● **Aim of the task**:
Copy the lines holding the word "your", all of them.

───── Records provided

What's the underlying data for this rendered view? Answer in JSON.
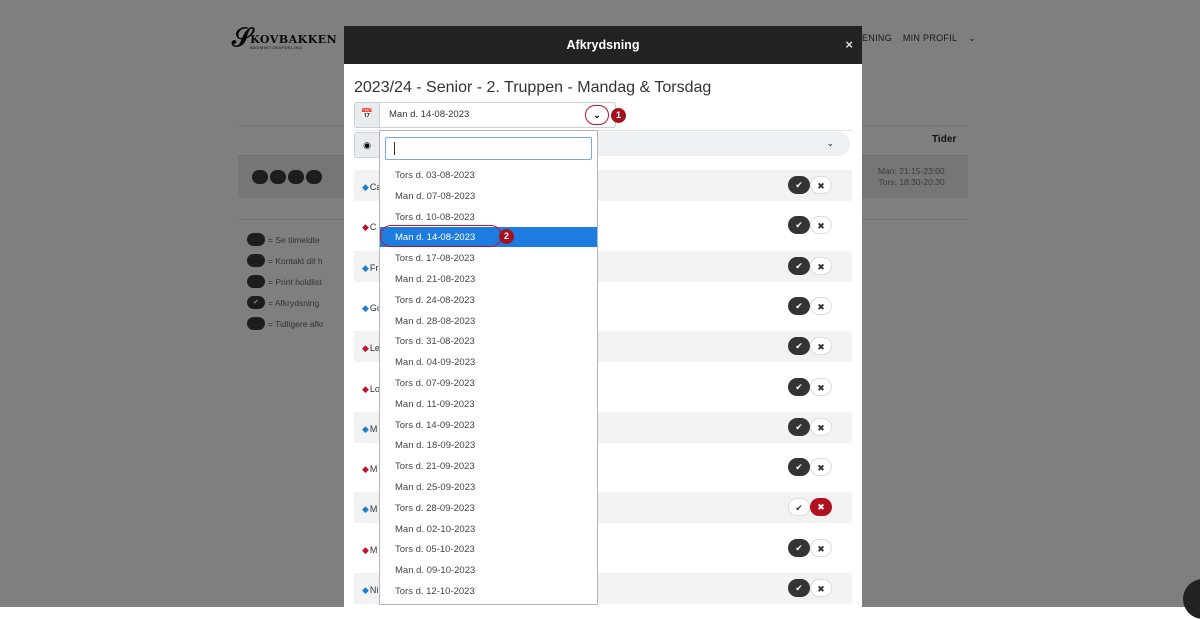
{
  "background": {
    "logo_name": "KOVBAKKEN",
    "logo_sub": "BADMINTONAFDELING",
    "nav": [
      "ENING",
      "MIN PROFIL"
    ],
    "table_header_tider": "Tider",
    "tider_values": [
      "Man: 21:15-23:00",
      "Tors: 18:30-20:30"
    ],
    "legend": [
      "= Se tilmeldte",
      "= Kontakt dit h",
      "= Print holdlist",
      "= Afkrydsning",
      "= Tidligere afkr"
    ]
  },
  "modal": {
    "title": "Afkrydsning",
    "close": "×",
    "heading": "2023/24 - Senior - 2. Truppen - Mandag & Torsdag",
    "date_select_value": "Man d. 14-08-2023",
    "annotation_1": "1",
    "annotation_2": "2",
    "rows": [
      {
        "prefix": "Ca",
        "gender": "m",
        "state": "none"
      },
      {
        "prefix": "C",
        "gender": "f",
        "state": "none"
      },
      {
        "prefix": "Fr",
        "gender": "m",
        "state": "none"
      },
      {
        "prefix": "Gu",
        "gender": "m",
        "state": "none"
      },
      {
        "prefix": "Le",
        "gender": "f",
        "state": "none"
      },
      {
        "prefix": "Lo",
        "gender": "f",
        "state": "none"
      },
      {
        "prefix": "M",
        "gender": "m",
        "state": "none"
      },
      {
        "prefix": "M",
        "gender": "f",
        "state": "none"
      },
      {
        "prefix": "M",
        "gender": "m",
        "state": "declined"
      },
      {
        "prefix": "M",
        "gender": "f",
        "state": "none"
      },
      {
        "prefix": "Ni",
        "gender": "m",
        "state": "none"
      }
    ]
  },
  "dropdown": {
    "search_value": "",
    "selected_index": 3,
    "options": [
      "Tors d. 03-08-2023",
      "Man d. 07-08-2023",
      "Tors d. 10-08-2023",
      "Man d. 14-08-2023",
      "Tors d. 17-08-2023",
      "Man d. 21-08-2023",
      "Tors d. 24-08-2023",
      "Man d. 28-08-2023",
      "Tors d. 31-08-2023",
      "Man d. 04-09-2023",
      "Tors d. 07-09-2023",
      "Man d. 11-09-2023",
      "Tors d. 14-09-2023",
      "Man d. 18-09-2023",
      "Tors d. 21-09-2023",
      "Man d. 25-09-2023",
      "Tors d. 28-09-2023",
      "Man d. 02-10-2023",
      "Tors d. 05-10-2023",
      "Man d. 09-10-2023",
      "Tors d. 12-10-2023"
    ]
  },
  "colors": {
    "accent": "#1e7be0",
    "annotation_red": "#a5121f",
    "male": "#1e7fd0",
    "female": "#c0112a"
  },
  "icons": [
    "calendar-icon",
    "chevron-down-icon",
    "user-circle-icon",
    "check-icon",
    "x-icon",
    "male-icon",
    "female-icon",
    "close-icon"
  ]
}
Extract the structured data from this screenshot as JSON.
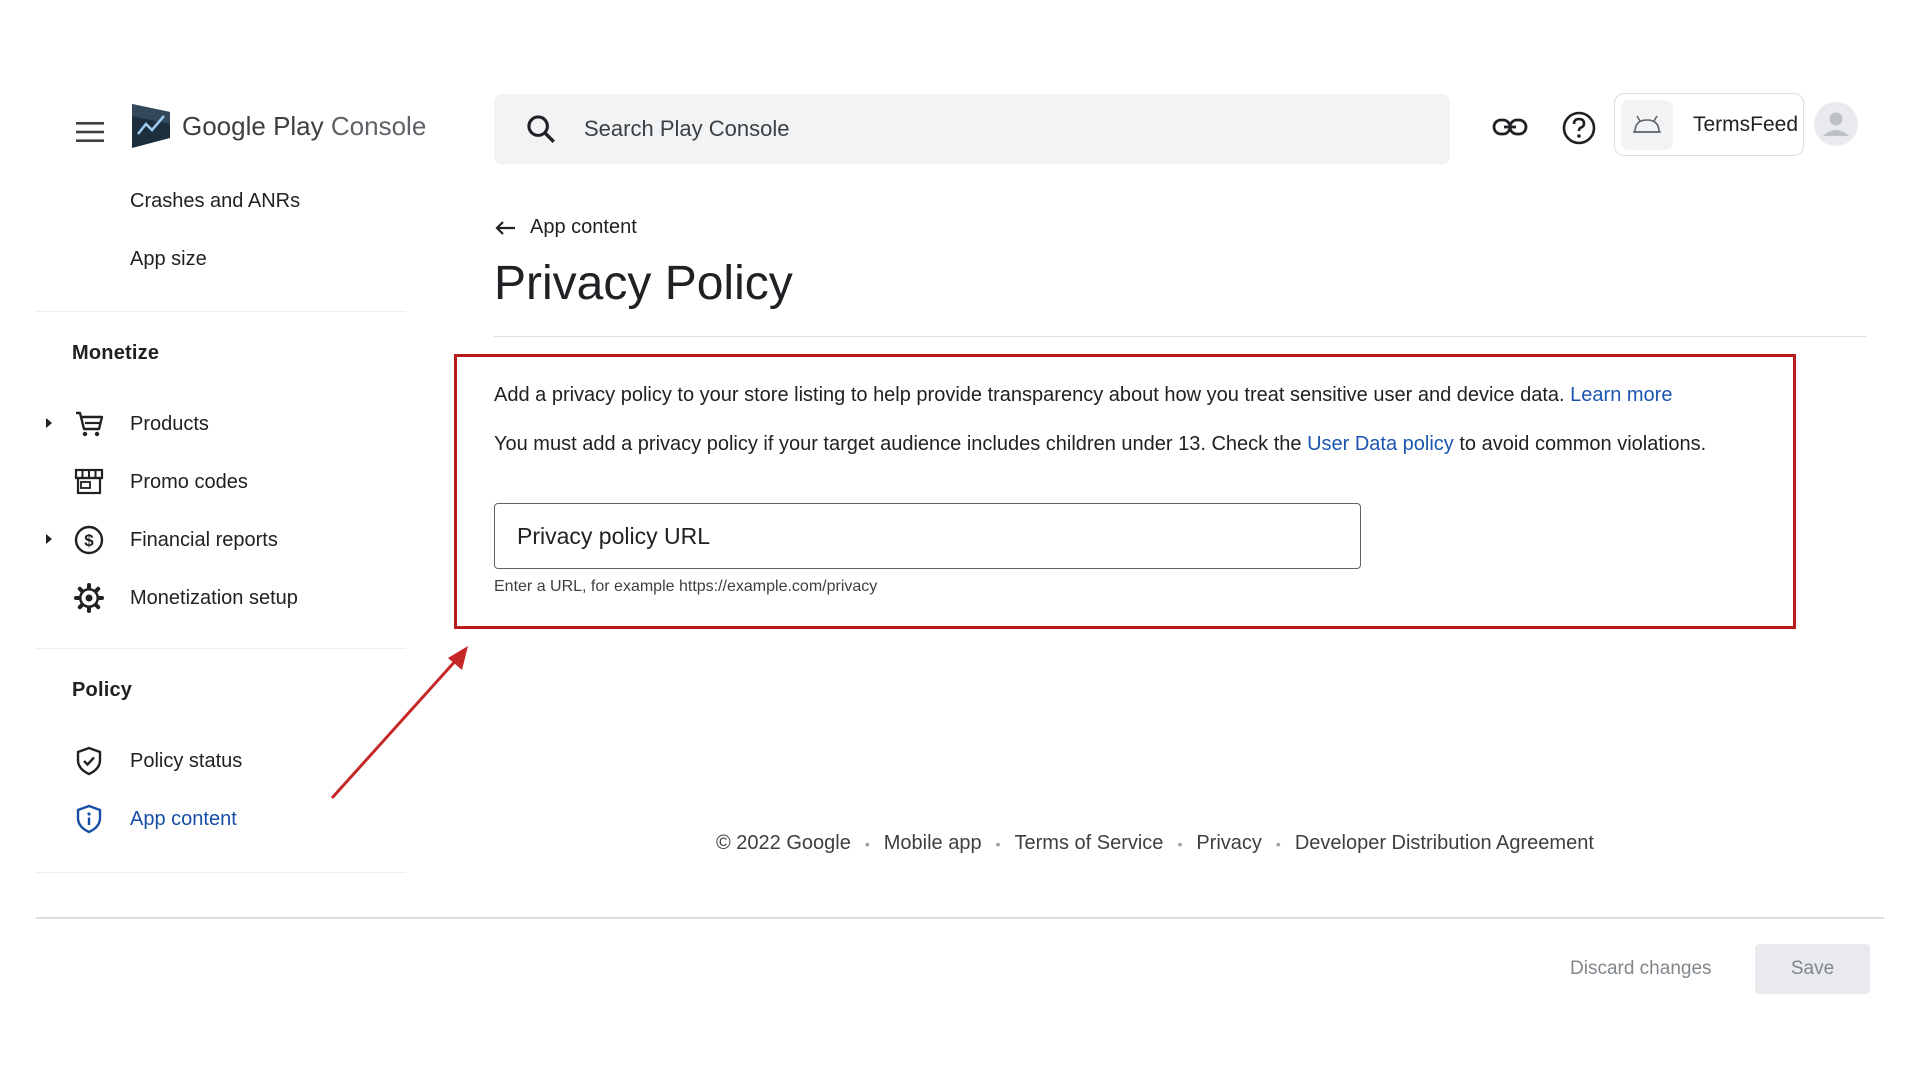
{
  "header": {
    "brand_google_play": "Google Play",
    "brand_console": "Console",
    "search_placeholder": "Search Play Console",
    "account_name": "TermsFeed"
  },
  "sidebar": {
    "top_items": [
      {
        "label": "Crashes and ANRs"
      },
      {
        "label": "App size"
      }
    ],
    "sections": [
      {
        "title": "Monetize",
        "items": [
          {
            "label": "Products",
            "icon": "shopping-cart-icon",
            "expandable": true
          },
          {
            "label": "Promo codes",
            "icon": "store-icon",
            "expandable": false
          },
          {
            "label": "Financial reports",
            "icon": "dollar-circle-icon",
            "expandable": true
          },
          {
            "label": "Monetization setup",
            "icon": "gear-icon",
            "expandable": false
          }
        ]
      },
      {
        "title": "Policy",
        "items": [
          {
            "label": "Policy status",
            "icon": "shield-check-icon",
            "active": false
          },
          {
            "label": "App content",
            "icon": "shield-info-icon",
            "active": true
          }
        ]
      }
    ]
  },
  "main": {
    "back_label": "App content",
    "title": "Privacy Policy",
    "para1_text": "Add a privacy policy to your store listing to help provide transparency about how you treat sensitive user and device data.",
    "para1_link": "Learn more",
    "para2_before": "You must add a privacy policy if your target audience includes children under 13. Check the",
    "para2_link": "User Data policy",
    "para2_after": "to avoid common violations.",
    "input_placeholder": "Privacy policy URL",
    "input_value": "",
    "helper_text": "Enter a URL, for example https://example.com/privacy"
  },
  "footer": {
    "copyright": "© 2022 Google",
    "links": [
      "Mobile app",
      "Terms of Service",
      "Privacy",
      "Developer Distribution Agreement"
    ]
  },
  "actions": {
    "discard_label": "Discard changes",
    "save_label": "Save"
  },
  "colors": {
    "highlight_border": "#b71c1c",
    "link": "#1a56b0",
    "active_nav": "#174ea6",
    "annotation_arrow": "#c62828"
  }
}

──────────
───── Records provided

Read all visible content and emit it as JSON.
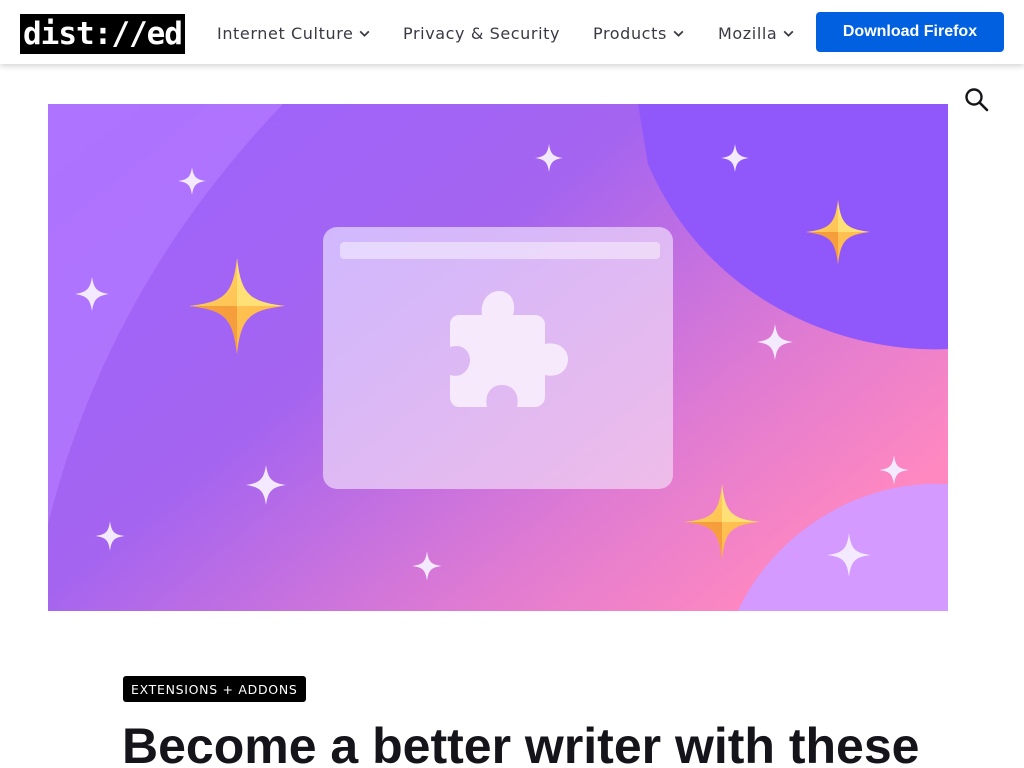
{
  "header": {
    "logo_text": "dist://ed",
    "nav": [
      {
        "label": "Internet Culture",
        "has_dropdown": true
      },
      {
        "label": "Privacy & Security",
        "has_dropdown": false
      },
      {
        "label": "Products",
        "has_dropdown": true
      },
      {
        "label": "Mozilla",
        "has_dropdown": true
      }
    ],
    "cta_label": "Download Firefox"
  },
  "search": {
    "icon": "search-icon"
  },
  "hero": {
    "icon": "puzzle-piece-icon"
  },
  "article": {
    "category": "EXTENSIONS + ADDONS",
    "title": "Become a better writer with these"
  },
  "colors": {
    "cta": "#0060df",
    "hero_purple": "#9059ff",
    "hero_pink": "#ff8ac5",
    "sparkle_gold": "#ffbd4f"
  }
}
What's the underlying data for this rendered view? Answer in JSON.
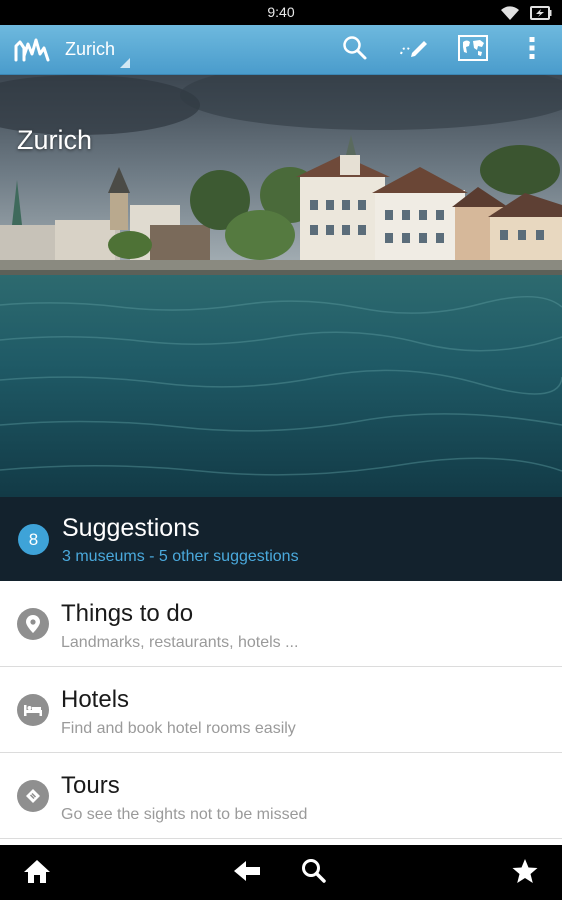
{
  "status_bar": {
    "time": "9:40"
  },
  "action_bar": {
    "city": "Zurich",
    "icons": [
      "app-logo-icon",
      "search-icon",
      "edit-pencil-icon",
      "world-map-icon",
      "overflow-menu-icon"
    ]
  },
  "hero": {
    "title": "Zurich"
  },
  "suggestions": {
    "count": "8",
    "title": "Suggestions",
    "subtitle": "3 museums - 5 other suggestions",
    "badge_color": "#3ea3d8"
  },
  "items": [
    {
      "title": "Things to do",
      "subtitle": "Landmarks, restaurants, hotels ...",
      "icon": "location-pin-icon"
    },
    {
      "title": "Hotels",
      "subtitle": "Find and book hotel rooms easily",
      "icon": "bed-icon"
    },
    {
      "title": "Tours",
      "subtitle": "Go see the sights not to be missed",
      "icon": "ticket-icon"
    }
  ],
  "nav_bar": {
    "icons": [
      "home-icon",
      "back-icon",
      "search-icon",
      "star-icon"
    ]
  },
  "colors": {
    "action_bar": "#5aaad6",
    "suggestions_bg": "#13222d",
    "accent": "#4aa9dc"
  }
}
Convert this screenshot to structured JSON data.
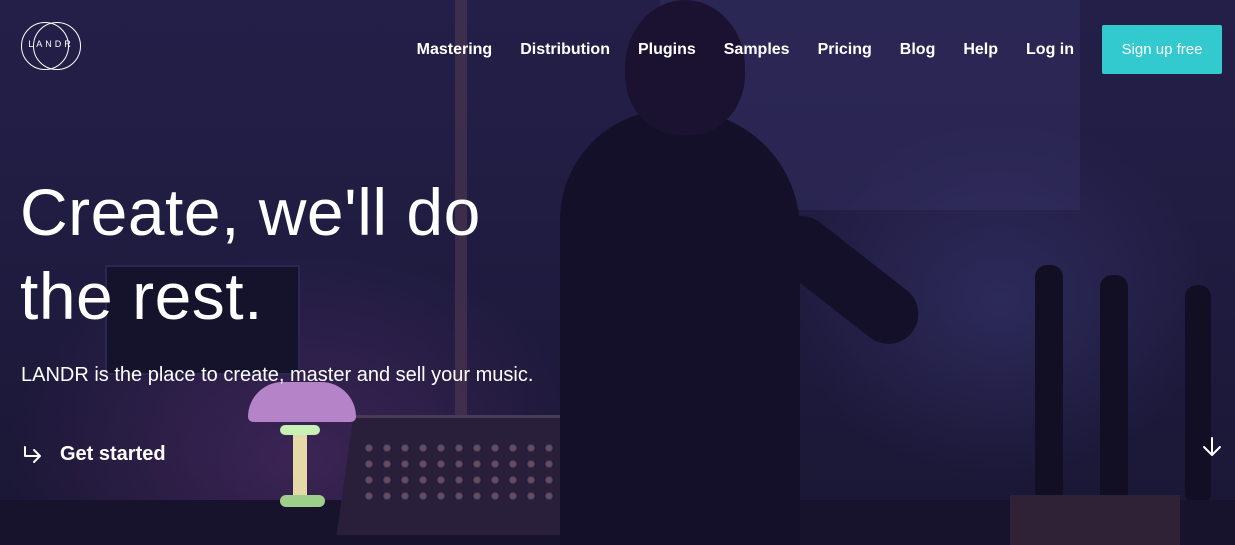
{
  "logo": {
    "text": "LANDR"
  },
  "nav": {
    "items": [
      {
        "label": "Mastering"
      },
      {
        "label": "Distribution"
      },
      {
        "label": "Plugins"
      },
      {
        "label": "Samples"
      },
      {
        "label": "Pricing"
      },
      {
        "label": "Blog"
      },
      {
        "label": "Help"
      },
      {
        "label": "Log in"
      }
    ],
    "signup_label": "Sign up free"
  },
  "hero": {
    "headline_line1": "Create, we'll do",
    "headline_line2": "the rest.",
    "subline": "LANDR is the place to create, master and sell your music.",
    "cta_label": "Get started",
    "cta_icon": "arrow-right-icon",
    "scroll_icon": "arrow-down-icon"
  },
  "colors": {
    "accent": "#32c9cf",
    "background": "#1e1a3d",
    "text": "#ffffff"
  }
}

──────────

● **Solution to the exercise**:
    "para1_text": "Add a privacy policy to your store listing to help provide transparency about how you treat sensitive user and device data.",
    "para2_before": "You must add a privacy policy if your target audience includes children under 13. Check the",
    "subline": "LANDR is the place to create, master and sell your music.",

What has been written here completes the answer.